*Prompt*
Will you quote all of the entries, word for word?

(Records from a data source)
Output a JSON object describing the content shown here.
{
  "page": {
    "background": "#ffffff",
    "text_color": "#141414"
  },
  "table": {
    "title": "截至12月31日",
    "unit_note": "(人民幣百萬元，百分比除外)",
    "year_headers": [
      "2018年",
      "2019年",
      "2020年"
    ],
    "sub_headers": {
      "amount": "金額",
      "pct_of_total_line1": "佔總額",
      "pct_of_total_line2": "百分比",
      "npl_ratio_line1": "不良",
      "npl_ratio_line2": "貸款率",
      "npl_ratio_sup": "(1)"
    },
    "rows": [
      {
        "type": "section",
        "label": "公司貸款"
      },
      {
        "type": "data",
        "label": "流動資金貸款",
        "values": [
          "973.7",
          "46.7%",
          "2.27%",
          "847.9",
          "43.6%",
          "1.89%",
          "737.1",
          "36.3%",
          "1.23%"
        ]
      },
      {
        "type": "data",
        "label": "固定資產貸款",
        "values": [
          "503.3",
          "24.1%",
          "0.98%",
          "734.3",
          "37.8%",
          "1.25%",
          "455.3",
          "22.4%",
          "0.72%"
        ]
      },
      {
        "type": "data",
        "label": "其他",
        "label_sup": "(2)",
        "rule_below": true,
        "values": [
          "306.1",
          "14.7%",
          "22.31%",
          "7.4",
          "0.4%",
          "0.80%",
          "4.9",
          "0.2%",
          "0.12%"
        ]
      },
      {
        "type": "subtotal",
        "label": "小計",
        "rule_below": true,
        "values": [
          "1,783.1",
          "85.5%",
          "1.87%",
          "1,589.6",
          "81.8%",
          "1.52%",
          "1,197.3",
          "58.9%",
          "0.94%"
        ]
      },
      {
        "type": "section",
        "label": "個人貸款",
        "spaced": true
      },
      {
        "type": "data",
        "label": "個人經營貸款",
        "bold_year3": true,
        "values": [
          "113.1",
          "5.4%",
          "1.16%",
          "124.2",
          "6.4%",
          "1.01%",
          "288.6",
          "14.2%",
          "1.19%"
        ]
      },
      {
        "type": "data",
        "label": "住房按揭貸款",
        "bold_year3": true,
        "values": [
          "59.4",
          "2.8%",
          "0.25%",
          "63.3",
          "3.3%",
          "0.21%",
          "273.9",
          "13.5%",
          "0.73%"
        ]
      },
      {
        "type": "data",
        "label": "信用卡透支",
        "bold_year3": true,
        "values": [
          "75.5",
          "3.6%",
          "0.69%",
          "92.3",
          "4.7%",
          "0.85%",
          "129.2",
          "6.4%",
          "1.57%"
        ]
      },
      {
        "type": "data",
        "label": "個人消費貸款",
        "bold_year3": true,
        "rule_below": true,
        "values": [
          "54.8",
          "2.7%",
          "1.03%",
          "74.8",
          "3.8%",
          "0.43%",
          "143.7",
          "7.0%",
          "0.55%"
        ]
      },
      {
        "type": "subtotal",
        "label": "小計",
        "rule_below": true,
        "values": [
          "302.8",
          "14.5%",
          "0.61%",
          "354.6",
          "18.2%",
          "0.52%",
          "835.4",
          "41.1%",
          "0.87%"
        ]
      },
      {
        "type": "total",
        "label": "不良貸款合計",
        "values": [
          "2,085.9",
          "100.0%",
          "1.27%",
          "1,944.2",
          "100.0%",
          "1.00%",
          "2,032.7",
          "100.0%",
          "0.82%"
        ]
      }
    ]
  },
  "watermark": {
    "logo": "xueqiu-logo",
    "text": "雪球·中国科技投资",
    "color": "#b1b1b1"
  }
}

*Response to this task*
Output a JSON object describing the content shown here.
{
  "page": {
    "background": "#ffffff",
    "text_color": "#141414"
  },
  "table": {
    "title": "截至12月31日",
    "unit_note": "(人民幣百萬元，百分比除外)",
    "year_headers": [
      "2018年",
      "2019年",
      "2020年"
    ],
    "sub_headers": {
      "amount": "金額",
      "pct_of_total_line1": "佔總額",
      "pct_of_total_line2": "百分比",
      "npl_ratio_line1": "不良",
      "npl_ratio_line2": "貸款率",
      "npl_ratio_sup": "(1)"
    },
    "rows": [
      {
        "type": "section",
        "label": "公司貸款"
      },
      {
        "type": "data",
        "label": "流動資金貸款",
        "values": [
          "973.7",
          "46.7%",
          "2.27%",
          "847.9",
          "43.6%",
          "1.89%",
          "737.1",
          "36.3%",
          "1.23%"
        ]
      },
      {
        "type": "data",
        "label": "固定資產貸款",
        "values": [
          "503.3",
          "24.1%",
          "0.98%",
          "734.3",
          "37.8%",
          "1.25%",
          "455.3",
          "22.4%",
          "0.72%"
        ]
      },
      {
        "type": "data",
        "label": "其他",
        "label_sup": "(2)",
        "rule_below": true,
        "values": [
          "306.1",
          "14.7%",
          "22.31%",
          "7.4",
          "0.4%",
          "0.80%",
          "4.9",
          "0.2%",
          "0.12%"
        ]
      },
      {
        "type": "subtotal",
        "label": "小計",
        "rule_below": true,
        "values": [
          "1,783.1",
          "85.5%",
          "1.87%",
          "1,589.6",
          "81.8%",
          "1.52%",
          "1,197.3",
          "58.9%",
          "0.94%"
        ]
      },
      {
        "type": "section",
        "label": "個人貸款",
        "spaced": true
      },
      {
        "type": "data",
        "label": "個人經營貸款",
        "bold_year3": true,
        "values": [
          "113.1",
          "5.4%",
          "1.16%",
          "124.2",
          "6.4%",
          "1.01%",
          "288.6",
          "14.2%",
          "1.19%"
        ]
      },
      {
        "type": "data",
        "label": "住房按揭貸款",
        "bold_year3": true,
        "values": [
          "59.4",
          "2.8%",
          "0.25%",
          "63.3",
          "3.3%",
          "0.21%",
          "273.9",
          "13.5%",
          "0.73%"
        ]
      },
      {
        "type": "data",
        "label": "信用卡透支",
        "bold_year3": true,
        "values": [
          "75.5",
          "3.6%",
          "0.69%",
          "92.3",
          "4.7%",
          "0.85%",
          "129.2",
          "6.4%",
          "1.57%"
        ]
      },
      {
        "type": "data",
        "label": "個人消費貸款",
        "bold_year3": true,
        "rule_below": true,
        "values": [
          "54.8",
          "2.7%",
          "1.03%",
          "74.8",
          "3.8%",
          "0.43%",
          "143.7",
          "7.0%",
          "0.55%"
        ]
      },
      {
        "type": "subtotal",
        "label": "小計",
        "rule_below": true,
        "values": [
          "302.8",
          "14.5%",
          "0.61%",
          "354.6",
          "18.2%",
          "0.52%",
          "835.4",
          "41.1%",
          "0.87%"
        ]
      },
      {
        "type": "total",
        "label": "不良貸款合計",
        "values": [
          "2,085.9",
          "100.0%",
          "1.27%",
          "1,944.2",
          "100.0%",
          "1.00%",
          "2,032.7",
          "100.0%",
          "0.82%"
        ]
      }
    ]
  },
  "watermark": {
    "logo": "xueqiu-logo",
    "text": "雪球·中国科技投资",
    "color": "#b1b1b1"
  }
}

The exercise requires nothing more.